• _EXERCISE PROMPT_
Write out the rows below again, swapping each "legend-swatch" for "legend-marker" and leaving everything else unchanged.
>> Start
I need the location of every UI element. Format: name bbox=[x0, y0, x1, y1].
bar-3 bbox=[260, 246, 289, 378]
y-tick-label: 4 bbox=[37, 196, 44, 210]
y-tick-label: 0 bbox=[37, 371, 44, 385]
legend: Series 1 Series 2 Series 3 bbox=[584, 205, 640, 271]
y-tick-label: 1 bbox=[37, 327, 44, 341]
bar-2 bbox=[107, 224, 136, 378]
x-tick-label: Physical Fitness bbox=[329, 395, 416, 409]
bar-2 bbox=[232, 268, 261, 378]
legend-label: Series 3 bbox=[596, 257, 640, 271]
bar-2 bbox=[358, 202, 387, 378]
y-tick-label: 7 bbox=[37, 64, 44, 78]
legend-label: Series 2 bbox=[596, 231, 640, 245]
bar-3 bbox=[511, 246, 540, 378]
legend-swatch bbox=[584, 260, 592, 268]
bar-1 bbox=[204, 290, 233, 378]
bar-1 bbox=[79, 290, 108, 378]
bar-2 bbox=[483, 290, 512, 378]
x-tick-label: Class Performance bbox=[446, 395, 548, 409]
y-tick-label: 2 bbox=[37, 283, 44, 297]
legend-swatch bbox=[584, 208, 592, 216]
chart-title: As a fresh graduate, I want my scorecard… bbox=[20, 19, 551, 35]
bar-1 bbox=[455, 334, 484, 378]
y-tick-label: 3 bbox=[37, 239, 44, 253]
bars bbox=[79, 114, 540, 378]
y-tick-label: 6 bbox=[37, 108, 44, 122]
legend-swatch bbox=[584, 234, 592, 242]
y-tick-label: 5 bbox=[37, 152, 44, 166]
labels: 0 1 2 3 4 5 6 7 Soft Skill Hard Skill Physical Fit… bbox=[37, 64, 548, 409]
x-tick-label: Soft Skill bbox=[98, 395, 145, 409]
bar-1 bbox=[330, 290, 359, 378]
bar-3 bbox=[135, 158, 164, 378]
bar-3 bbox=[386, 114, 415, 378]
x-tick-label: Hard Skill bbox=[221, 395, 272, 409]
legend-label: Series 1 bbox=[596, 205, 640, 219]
>> End
• _FULL SOLUTION_
I need the location of every UI element. Format: name bbox=[x0, y0, x1, y1].
bar-3 bbox=[260, 246, 289, 378]
y-tick-label: 4 bbox=[37, 196, 44, 210]
y-tick-label: 0 bbox=[37, 371, 44, 385]
legend: Series 1 Series 2 Series 3 bbox=[584, 205, 640, 271]
y-tick-label: 1 bbox=[37, 327, 44, 341]
bar-2 bbox=[107, 224, 136, 378]
x-tick-label: Physical Fitness bbox=[329, 395, 416, 409]
bar-2 bbox=[232, 268, 261, 378]
legend-label: Series 3 bbox=[596, 257, 640, 271]
bar-2 bbox=[358, 202, 387, 378]
y-tick-label: 7 bbox=[37, 64, 44, 78]
legend-label: Series 2 bbox=[596, 231, 640, 245]
bar-3 bbox=[511, 246, 540, 378]
legend-marker bbox=[584, 260, 592, 268]
bar-1 bbox=[204, 290, 233, 378]
bar-1 bbox=[79, 290, 108, 378]
bar-2 bbox=[483, 290, 512, 378]
x-tick-label: Class Performance bbox=[446, 395, 548, 409]
y-tick-label: 2 bbox=[37, 283, 44, 297]
legend-marker bbox=[584, 208, 592, 216]
chart-title: As a fresh graduate, I want my scorecard… bbox=[20, 19, 551, 35]
bar-1 bbox=[455, 334, 484, 378]
y-tick-label: 3 bbox=[37, 239, 44, 253]
bars bbox=[79, 114, 540, 378]
y-tick-label: 6 bbox=[37, 108, 44, 122]
legend-marker bbox=[584, 234, 592, 242]
y-tick-label: 5 bbox=[37, 152, 44, 166]
labels: 0 1 2 3 4 5 6 7 Soft Skill Hard Skill Physical Fit… bbox=[37, 64, 548, 409]
x-tick-label: Soft Skill bbox=[98, 395, 145, 409]
bar-1 bbox=[330, 290, 359, 378]
bar-3 bbox=[135, 158, 164, 378]
bar-3 bbox=[386, 114, 415, 378]
x-tick-label: Hard Skill bbox=[221, 395, 272, 409]
legend-label: Series 1 bbox=[596, 205, 640, 219]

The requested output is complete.